### TASK PROMPT
Please transcribe the data that follows without the pictures, keeping every word the same.

### INPUT FOR THIS TASK

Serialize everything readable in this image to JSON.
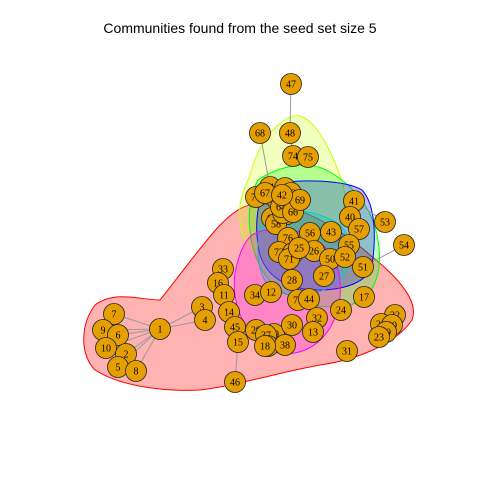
{
  "title": "Communities found from the seed set size 5",
  "colors": {
    "node_fill": "#E69F00",
    "node_stroke": "#222222",
    "edge": "#9a9a9a",
    "community_red": "#FF0000",
    "community_green": "#00FF00",
    "community_yellow": "#CCFF00",
    "community_blue": "#0000FF",
    "community_magenta": "#FF00FF",
    "community_teal": "#00CCCC"
  },
  "nodes": [
    "47",
    "68",
    "48",
    "74",
    "75",
    "61",
    "36",
    "62",
    "77",
    "60",
    "63",
    "41",
    "53",
    "49",
    "40",
    "65",
    "58",
    "57",
    "43",
    "56",
    "76",
    "55",
    "54",
    "33",
    "72",
    "70",
    "26",
    "50",
    "52",
    "71",
    "51",
    "16",
    "22",
    "27",
    "28",
    "11",
    "34",
    "12",
    "73",
    "44",
    "17",
    "3",
    "14",
    "24",
    "4",
    "32",
    "21",
    "20",
    "19",
    "1",
    "7",
    "9",
    "45",
    "29",
    "39",
    "37",
    "30",
    "6",
    "13",
    "10",
    "2",
    "35",
    "38",
    "5",
    "8",
    "31",
    "46",
    "15",
    "18",
    "23",
    "25",
    "59",
    "64",
    "66",
    "67",
    "69",
    "42"
  ],
  "edges": [
    [
      "47",
      "48"
    ],
    [
      "68",
      "61"
    ],
    [
      "48",
      "74"
    ],
    [
      "74",
      "75"
    ],
    [
      "1",
      "9"
    ],
    [
      "1",
      "6"
    ],
    [
      "1",
      "7"
    ],
    [
      "1",
      "10"
    ],
    [
      "1",
      "2"
    ],
    [
      "1",
      "5"
    ],
    [
      "1",
      "8"
    ],
    [
      "1",
      "3"
    ],
    [
      "1",
      "4"
    ],
    [
      "3",
      "4"
    ],
    [
      "7",
      "9"
    ],
    [
      "9",
      "6"
    ],
    [
      "6",
      "10"
    ],
    [
      "10",
      "2"
    ],
    [
      "2",
      "5"
    ],
    [
      "5",
      "8"
    ],
    [
      "45",
      "14"
    ],
    [
      "14",
      "15"
    ],
    [
      "29",
      "39"
    ],
    [
      "37",
      "30"
    ],
    [
      "35",
      "38"
    ],
    [
      "13",
      "32"
    ],
    [
      "53",
      "41"
    ],
    [
      "54",
      "51"
    ],
    [
      "17",
      "24"
    ],
    [
      "22",
      "21"
    ],
    [
      "20",
      "19"
    ],
    [
      "46",
      "15"
    ],
    [
      "41",
      "40"
    ],
    [
      "40",
      "57"
    ],
    [
      "57",
      "55"
    ],
    [
      "55",
      "51"
    ],
    [
      "73",
      "44"
    ],
    [
      "16",
      "11"
    ],
    [
      "33",
      "16"
    ]
  ]
}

### FULL ANSWER
Serialize everything readable in this image to JSON.
{
  "title": "Communities found from the seed set size 5",
  "colors": {
    "node_fill": "#E69F00",
    "node_stroke": "#222222",
    "edge": "#9a9a9a",
    "community_red": "#FF0000",
    "community_green": "#00FF00",
    "community_yellow": "#CCFF00",
    "community_blue": "#0000FF",
    "community_magenta": "#FF00FF",
    "community_teal": "#00CCCC"
  },
  "nodes": [
    "47",
    "68",
    "48",
    "74",
    "75",
    "61",
    "36",
    "62",
    "77",
    "60",
    "63",
    "41",
    "53",
    "49",
    "40",
    "65",
    "58",
    "57",
    "43",
    "56",
    "76",
    "55",
    "54",
    "33",
    "72",
    "70",
    "26",
    "50",
    "52",
    "71",
    "51",
    "16",
    "22",
    "27",
    "28",
    "11",
    "34",
    "12",
    "73",
    "44",
    "17",
    "3",
    "14",
    "24",
    "4",
    "32",
    "21",
    "20",
    "19",
    "1",
    "7",
    "9",
    "45",
    "29",
    "39",
    "37",
    "30",
    "6",
    "13",
    "10",
    "2",
    "35",
    "38",
    "5",
    "8",
    "31",
    "46",
    "15",
    "18",
    "23",
    "25",
    "59",
    "64",
    "66",
    "67",
    "69",
    "42"
  ],
  "edges": [
    [
      "47",
      "48"
    ],
    [
      "68",
      "61"
    ],
    [
      "48",
      "74"
    ],
    [
      "74",
      "75"
    ],
    [
      "1",
      "9"
    ],
    [
      "1",
      "6"
    ],
    [
      "1",
      "7"
    ],
    [
      "1",
      "10"
    ],
    [
      "1",
      "2"
    ],
    [
      "1",
      "5"
    ],
    [
      "1",
      "8"
    ],
    [
      "1",
      "3"
    ],
    [
      "1",
      "4"
    ],
    [
      "3",
      "4"
    ],
    [
      "7",
      "9"
    ],
    [
      "9",
      "6"
    ],
    [
      "6",
      "10"
    ],
    [
      "10",
      "2"
    ],
    [
      "2",
      "5"
    ],
    [
      "5",
      "8"
    ],
    [
      "45",
      "14"
    ],
    [
      "14",
      "15"
    ],
    [
      "29",
      "39"
    ],
    [
      "37",
      "30"
    ],
    [
      "35",
      "38"
    ],
    [
      "13",
      "32"
    ],
    [
      "53",
      "41"
    ],
    [
      "54",
      "51"
    ],
    [
      "17",
      "24"
    ],
    [
      "22",
      "21"
    ],
    [
      "20",
      "19"
    ],
    [
      "46",
      "15"
    ],
    [
      "41",
      "40"
    ],
    [
      "40",
      "57"
    ],
    [
      "57",
      "55"
    ],
    [
      "55",
      "51"
    ],
    [
      "73",
      "44"
    ],
    [
      "16",
      "11"
    ],
    [
      "33",
      "16"
    ]
  ]
}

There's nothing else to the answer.